#### WHAT NEEDS TO BE DONE
Would you transcribe the whole listing exactly, minus its pictures?
____
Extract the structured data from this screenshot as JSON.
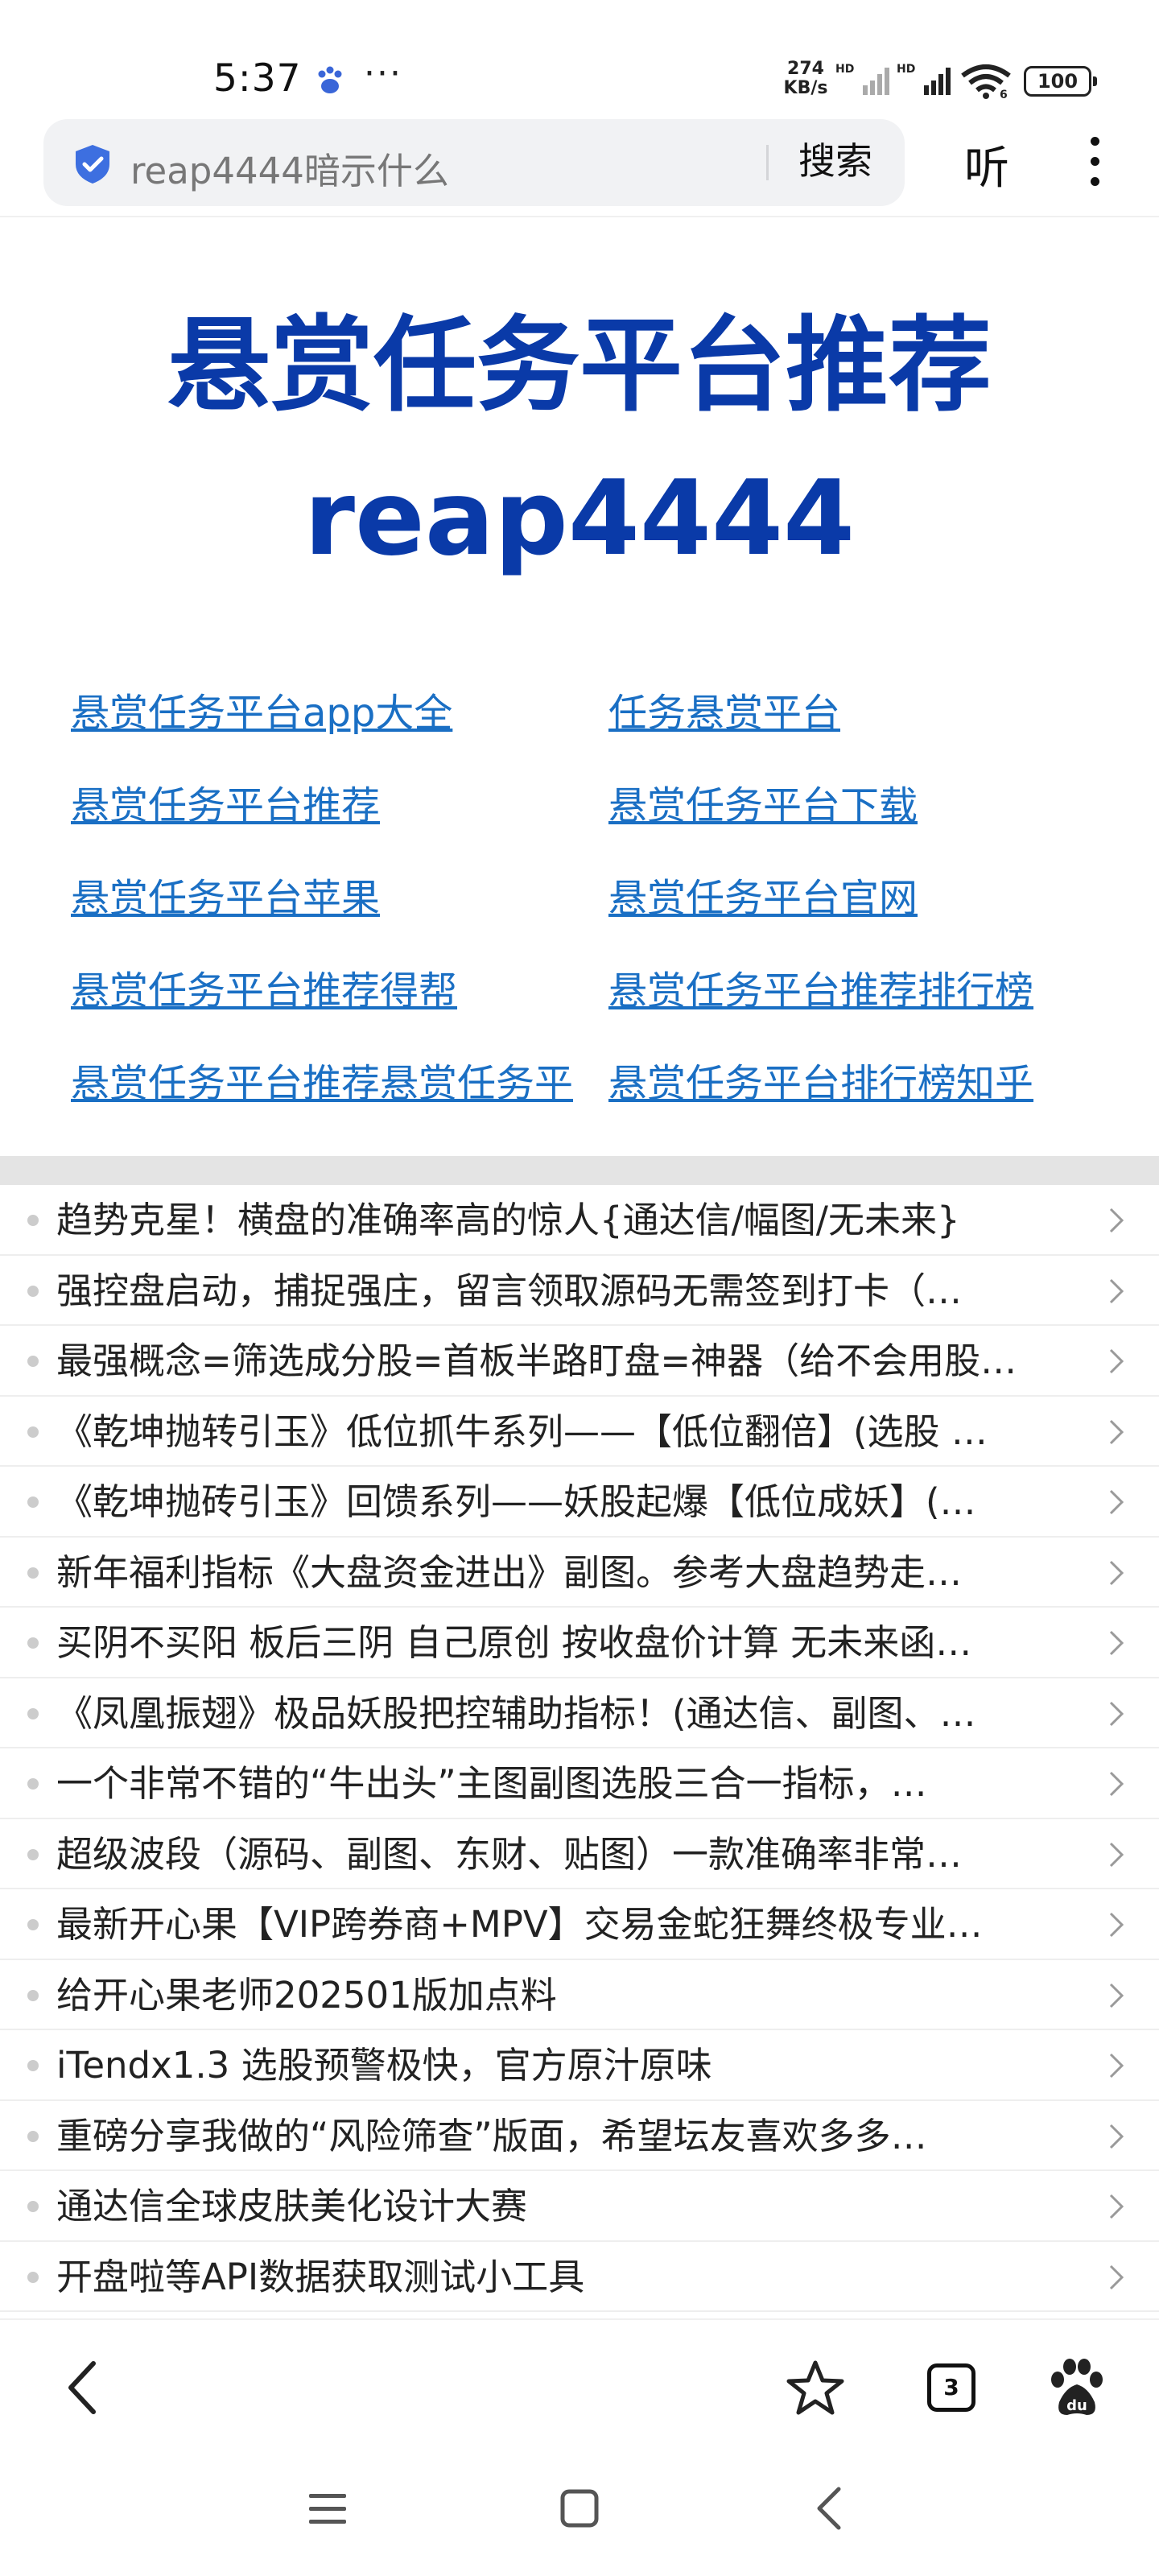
{
  "status_bar": {
    "time": "5:37",
    "dots": "···",
    "net_speed_value": "274",
    "net_speed_unit": "KB/s",
    "signal_label_1": "HD",
    "signal_label_2": "HD",
    "wifi_label": "6",
    "battery": "100"
  },
  "browser": {
    "search_text": "reap4444暗示什么",
    "search_button": "搜索",
    "listen_button": "听",
    "tab_count": "3"
  },
  "page": {
    "title_line1": "悬赏任务平台推荐",
    "title_line2": "reap4444",
    "links": [
      "悬赏任务平台app大全",
      "任务悬赏平台",
      "悬赏任务平台推荐",
      "悬赏任务平台下载",
      "悬赏任务平台苹果",
      "悬赏任务平台官网",
      "悬赏任务平台推荐得帮",
      "悬赏任务平台推荐排行榜",
      "悬赏任务平台推荐悬赏任务平",
      "悬赏任务平台排行榜知乎"
    ],
    "news": [
      "趋势克星！横盘的准确率高的惊人{通达信/幅图/无未来}",
      "强控盘启动，捕捉强庄，留言领取源码无需签到打卡（…",
      "最强概念=筛选成分股=首板半路盯盘=神器（给不会用股…",
      "《乾坤抛转引玉》低位抓牛系列——【低位翻倍】(选股 …",
      "《乾坤抛砖引玉》回馈系列——妖股起爆【低位成妖】(…",
      "新年福利指标《大盘资金进出》副图。参考大盘趋势走…",
      "买阴不买阳 板后三阴 自己原创 按收盘价计算 无未来函…",
      "《凤凰振翅》极品妖股把控辅助指标！(通达信、副图、…",
      "一个非常不错的“牛出头”主图副图选股三合一指标，…",
      "超级波段（源码、副图、东财、贴图）一款准确率非常…",
      "最新开心果【VIP跨券商+MPV】交易金蛇狂舞终极专业…",
      "给开心果老师202501版加点料",
      "iTendx1.3 选股预警极快，官方原汁原味",
      "重磅分享我做的“风险筛查”版面，希望坛友喜欢多多…",
      "通达信全球皮肤美化设计大赛",
      "开盘啦等API数据获取测试小工具"
    ]
  },
  "colors": {
    "title_blue": "#0a3aa8",
    "link_blue": "#1a6fc4",
    "shield_blue": "#3d6fe0"
  }
}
____
#### SOLVED PROBLEM
Extract the structured data from this screenshot as JSON.
{
  "status_bar": {
    "time": "5:37",
    "dots": "···",
    "net_speed_value": "274",
    "net_speed_unit": "KB/s",
    "signal_label_1": "HD",
    "signal_label_2": "HD",
    "wifi_label": "6",
    "battery": "100"
  },
  "browser": {
    "search_text": "reap4444暗示什么",
    "search_button": "搜索",
    "listen_button": "听",
    "tab_count": "3"
  },
  "page": {
    "title_line1": "悬赏任务平台推荐",
    "title_line2": "reap4444",
    "links": [
      "悬赏任务平台app大全",
      "任务悬赏平台",
      "悬赏任务平台推荐",
      "悬赏任务平台下载",
      "悬赏任务平台苹果",
      "悬赏任务平台官网",
      "悬赏任务平台推荐得帮",
      "悬赏任务平台推荐排行榜",
      "悬赏任务平台推荐悬赏任务平",
      "悬赏任务平台排行榜知乎"
    ],
    "news": [
      "趋势克星！横盘的准确率高的惊人{通达信/幅图/无未来}",
      "强控盘启动，捕捉强庄，留言领取源码无需签到打卡（…",
      "最强概念=筛选成分股=首板半路盯盘=神器（给不会用股…",
      "《乾坤抛转引玉》低位抓牛系列——【低位翻倍】(选股 …",
      "《乾坤抛砖引玉》回馈系列——妖股起爆【低位成妖】(…",
      "新年福利指标《大盘资金进出》副图。参考大盘趋势走…",
      "买阴不买阳 板后三阴 自己原创 按收盘价计算 无未来函…",
      "《凤凰振翅》极品妖股把控辅助指标！(通达信、副图、…",
      "一个非常不错的“牛出头”主图副图选股三合一指标，…",
      "超级波段（源码、副图、东财、贴图）一款准确率非常…",
      "最新开心果【VIP跨券商+MPV】交易金蛇狂舞终极专业…",
      "给开心果老师202501版加点料",
      "iTendx1.3 选股预警极快，官方原汁原味",
      "重磅分享我做的“风险筛查”版面，希望坛友喜欢多多…",
      "通达信全球皮肤美化设计大赛",
      "开盘啦等API数据获取测试小工具"
    ]
  },
  "colors": {
    "title_blue": "#0a3aa8",
    "link_blue": "#1a6fc4",
    "shield_blue": "#3d6fe0"
  }
}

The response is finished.